B.     Tujuan Pendidikan Dalam Ideologi Liberalisasi Pendidikan
Pendidikan merupakan kebutuhan sepanjang hayat, setiap manusia membutuhkan pendidikan, sampai kapan dan dimanapun ia berada. Pendidikan sangat penting artinya, sebab manusia tanpa pendidikan manusia akan sulit berkembang dan bahkan akan terbelakang. Dengan demikian pendidikan harus betul-betul diarahkan untuk menghasilkan manusia yang berkualitas dan mampu bersaing, disamping memiliki budi pekerti yang baik.
Menurut Soetopo, agar mencapai target tersebut bukan tugas yang ringan, tetapi perlu rancangan dan arah yang jelas dari proses pendidikan itu sendiri. Oleh sebab itu, tidak salah setiap proses pendidikan dari awal telah memiliki atau menentukan tujuan agar target yang diharapkan dapat terwujud. Namun, walaupun demikian bukan berarti setiap pendidikan yang digalakan antara yang satu dengan yang lain memiliki tujuan yang sama. Melainkan, tergantung orientasi dari masing-masing pendidikan  yang semuanya dapat dipengaruhi baik oleh zaman, budaya, dan pandangan hidup.
Selain itu, ada juga ahli didik yang menitik beratkan kepada ketuhanan atau agama. Semua pendidikannya diarahkan agar anak didik selalu berbakti kepada tuhannya dan  untuk mempersiapkan untuk hidup diakhirat nanti.

Data Tersimpan
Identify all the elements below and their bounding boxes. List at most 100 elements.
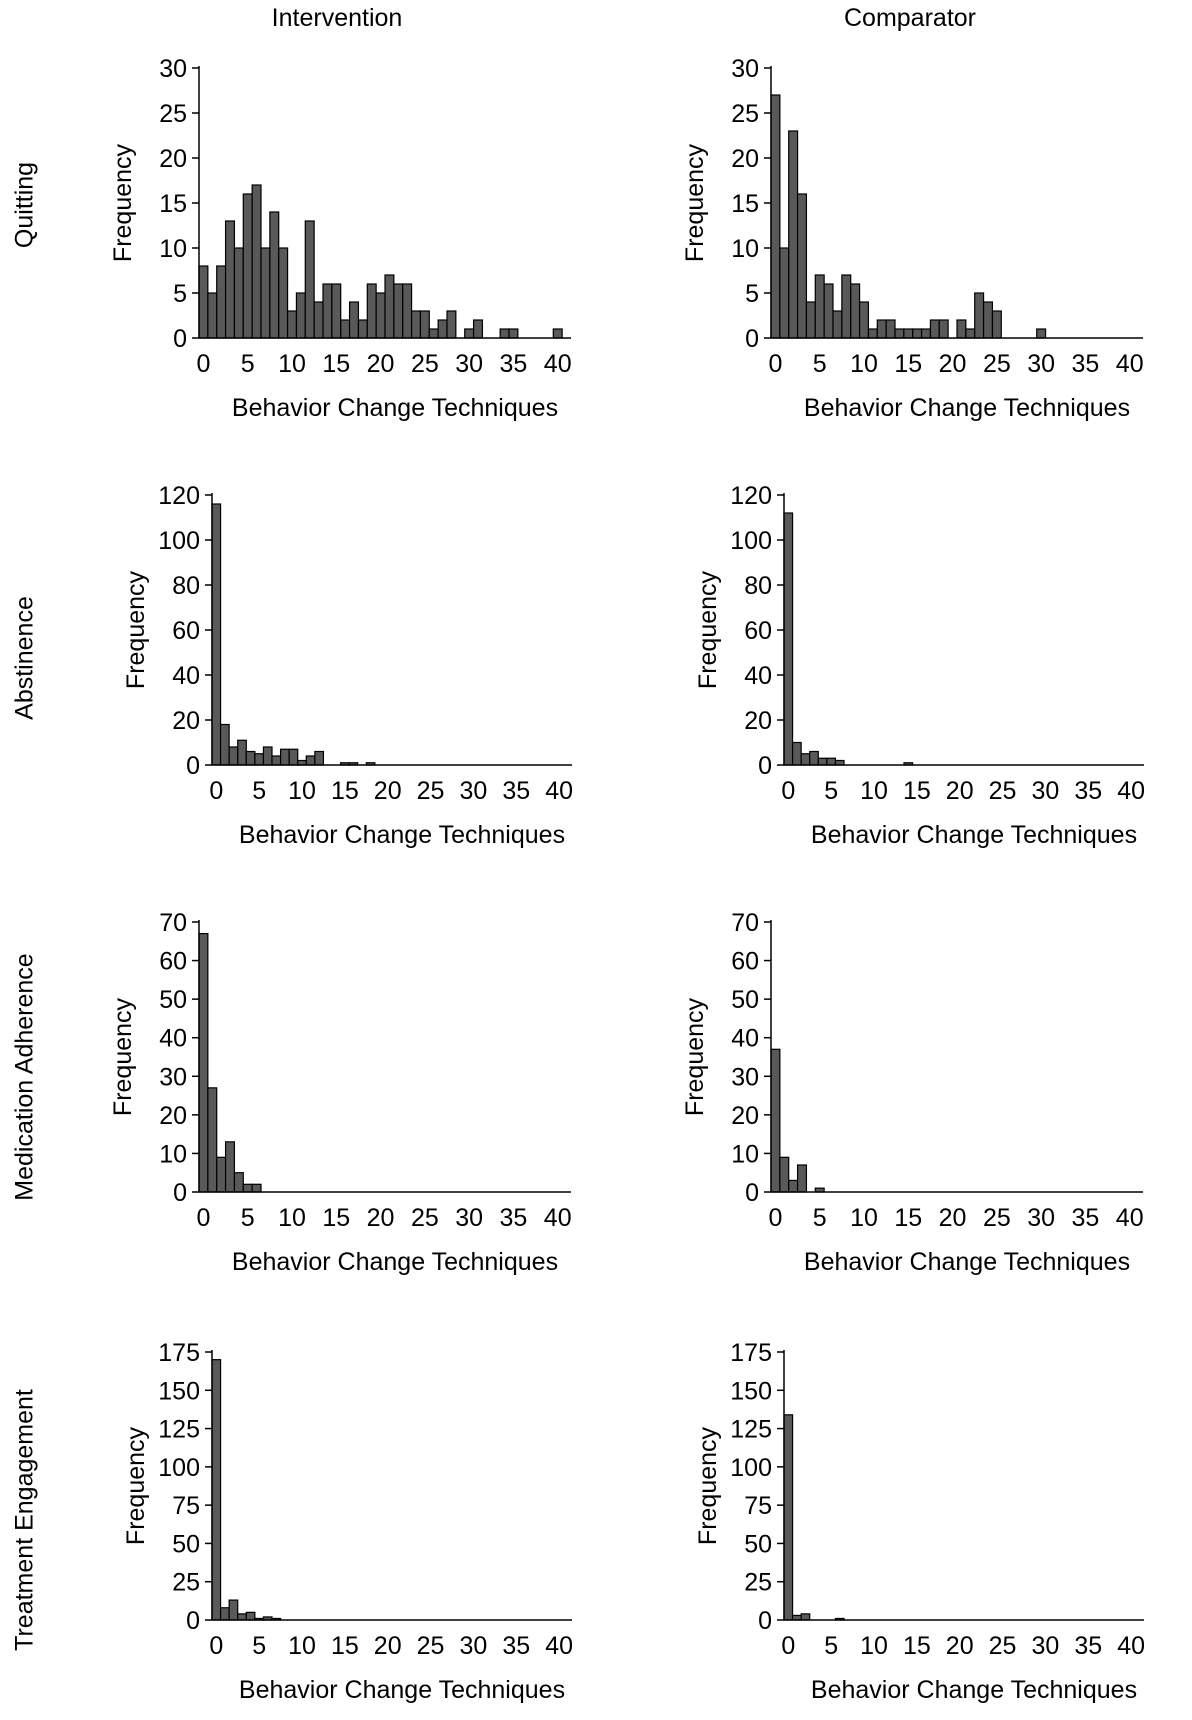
bar bbox=[876, 319, 887, 339]
y-tick-label: 100 bbox=[158, 527, 200, 555]
x-tick-label: 25 bbox=[989, 1632, 1017, 1660]
bar bbox=[841, 274, 852, 339]
y-tick-label: 25 bbox=[744, 1569, 772, 1597]
bar bbox=[783, 1414, 794, 1621]
y-tick-label: 0 bbox=[745, 325, 759, 353]
x-tick-label: 40 bbox=[1116, 1204, 1144, 1232]
x-tick-label: 40 bbox=[1117, 1632, 1145, 1660]
y-axis-label: Frequency bbox=[122, 570, 150, 689]
x-tick-label: 20 bbox=[374, 777, 402, 805]
y-tick-label: 5 bbox=[173, 280, 187, 308]
x-tick-label: 20 bbox=[939, 1204, 967, 1232]
y-tick-label: 10 bbox=[731, 235, 759, 263]
bar bbox=[800, 753, 811, 766]
bar bbox=[278, 247, 289, 339]
histogram-panel-6: 0 25 50 75 100 125 150 175 0 5 10 15 20 25 30 35 40 Behav… bbox=[122, 1339, 573, 1704]
x-tick-label: 5 bbox=[241, 1204, 255, 1232]
y-tick-label: 120 bbox=[730, 482, 772, 510]
bar bbox=[817, 757, 828, 766]
bar bbox=[211, 1359, 222, 1621]
x-tick-label: 15 bbox=[903, 1632, 931, 1660]
y-axis-label: Frequency bbox=[122, 1426, 150, 1545]
y-tick-label: 60 bbox=[744, 617, 772, 645]
bar bbox=[809, 750, 819, 766]
y-tick-label: 0 bbox=[758, 1607, 772, 1635]
bar bbox=[233, 1172, 244, 1193]
y-tick-label: 20 bbox=[172, 707, 200, 735]
y-tick-label: 20 bbox=[744, 707, 772, 735]
x-tick-label: 25 bbox=[989, 777, 1017, 805]
y-tick-label: 20 bbox=[731, 145, 759, 173]
x-tick-label: 15 bbox=[331, 1632, 359, 1660]
y-tick-label: 25 bbox=[172, 1569, 200, 1597]
y-tick-label: 20 bbox=[159, 145, 187, 173]
bar bbox=[279, 748, 290, 766]
x-tick-label: 10 bbox=[288, 1632, 316, 1660]
y-tick-label: 40 bbox=[744, 662, 772, 690]
y-axis-label: Frequency bbox=[694, 570, 722, 689]
bar bbox=[262, 746, 273, 766]
bar bbox=[991, 310, 1002, 339]
bar bbox=[286, 310, 298, 339]
bar bbox=[805, 301, 816, 339]
y-tick-label: 20 bbox=[731, 1102, 759, 1130]
x-tick-label: 5 bbox=[813, 1204, 827, 1232]
x-tick-label: 30 bbox=[460, 777, 488, 805]
bar bbox=[800, 1613, 811, 1621]
x-tick-label: 5 bbox=[813, 350, 827, 378]
x-tick-label: 40 bbox=[1116, 350, 1144, 378]
bar bbox=[271, 755, 282, 766]
x-tick-label: 25 bbox=[411, 1204, 439, 1232]
bar bbox=[903, 328, 914, 339]
bar bbox=[982, 301, 994, 339]
y-tick-label: 50 bbox=[731, 986, 759, 1014]
y-tick-label: 70 bbox=[159, 909, 187, 937]
histogram-panel-4: 0 10 20 30 40 50 60 70 0 5 10 15 20 25 30 35 40 Behavior … bbox=[109, 909, 572, 1276]
bar bbox=[823, 283, 834, 339]
y-tick-label: 50 bbox=[172, 1530, 200, 1558]
x-tick-label: 30 bbox=[455, 1204, 483, 1232]
x-tick-label: 35 bbox=[500, 350, 528, 378]
x-tick-label: 25 bbox=[417, 1632, 445, 1660]
y-axis-label: Frequency bbox=[681, 143, 709, 262]
x-tick-label: 5 bbox=[252, 1632, 266, 1660]
x-axis-label: Behavior Change Techniques bbox=[239, 821, 565, 849]
x-tick-label: 15 bbox=[322, 350, 350, 378]
x-tick-label: 0 bbox=[781, 777, 795, 805]
x-tick-label: 10 bbox=[860, 777, 888, 805]
bar bbox=[357, 319, 368, 339]
row-label-quitting: Quitting bbox=[10, 161, 39, 249]
bar bbox=[508, 328, 519, 339]
y-tick-label: 0 bbox=[186, 752, 200, 780]
x-tick-label: 35 bbox=[500, 1204, 528, 1232]
y-tick-label: 15 bbox=[731, 190, 759, 218]
y-tick-label: 0 bbox=[173, 1179, 187, 1207]
bar bbox=[211, 503, 222, 766]
bar bbox=[779, 1156, 790, 1193]
x-tick-label: 10 bbox=[850, 1204, 878, 1232]
bar bbox=[384, 274, 395, 339]
x-tick-label: 40 bbox=[545, 1632, 573, 1660]
y-tick-label: 15 bbox=[159, 190, 187, 218]
x-tick-label: 10 bbox=[278, 350, 306, 378]
x-tick-label: 20 bbox=[367, 1204, 395, 1232]
y-tick-label: 150 bbox=[158, 1377, 200, 1405]
bar bbox=[783, 512, 794, 766]
x-tick-label: 15 bbox=[894, 350, 922, 378]
y-tick-label: 5 bbox=[745, 280, 759, 308]
y-tick-label: 150 bbox=[730, 1377, 772, 1405]
bar bbox=[938, 319, 949, 339]
bar bbox=[233, 247, 244, 339]
x-tick-label: 25 bbox=[417, 777, 445, 805]
bar bbox=[242, 193, 253, 339]
bar bbox=[198, 932, 209, 1193]
y-tick-label: 10 bbox=[159, 235, 187, 263]
y-tick-label: 30 bbox=[731, 1063, 759, 1091]
bar bbox=[428, 328, 439, 339]
x-tick-label: 0 bbox=[768, 350, 782, 378]
bar bbox=[974, 292, 985, 339]
x-tick-label: 15 bbox=[903, 777, 931, 805]
bar bbox=[929, 319, 940, 339]
histogram-panel-1: 0 5 10 15 20 25 30 0 5 10 15 20 25 30 35 40 Behavior Cha… bbox=[681, 55, 1144, 422]
bar bbox=[224, 1141, 236, 1193]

Ketentuan Tugas
1. Menurut teks pilihan, apa saja yang dapat memengaruhi orientasi masing-masing pendidikan?
2. Tuliskan kembali tanpa perubahan bagian teks pilihan mulai dari "Menurut Soetopo, agar" sampai dengan "hidup diakhirat nanti.".

Jawaban yang Diberikan
1. Zaman, budaya, dan pandangan hidup.

2.
Menurut Soetopo, agar mencapai target tersebut bukan tugas yang ringan, tetapi perlu rancangan dan arah yang jelas dari proses pendidikan itu sendiri. Oleh sebab itu, tidak salah setiap proses pendidikan dari awal telah memiliki atau menentukan tujuan agar target yang diharapkan dapat terwujud. Namun, walaupun demikian bukan berarti setiap pendidikan yang digalakan antara yang satu dengan yang lain memiliki tujuan yang sama. Melainkan, tergantung orientasi dari masing-masing pendidikan  yang semuanya dapat dipengaruhi baik oleh zaman, budaya, dan pandangan hidup.
Selain itu, ada juga ahli didik yang menitik beratkan kepada ketuhanan atau agama. Semua pendidikannya diarahkan agar anak didik selalu berbakti kepada tuhannya dan  untuk mempersiapkan untuk hidup diakhirat nanti.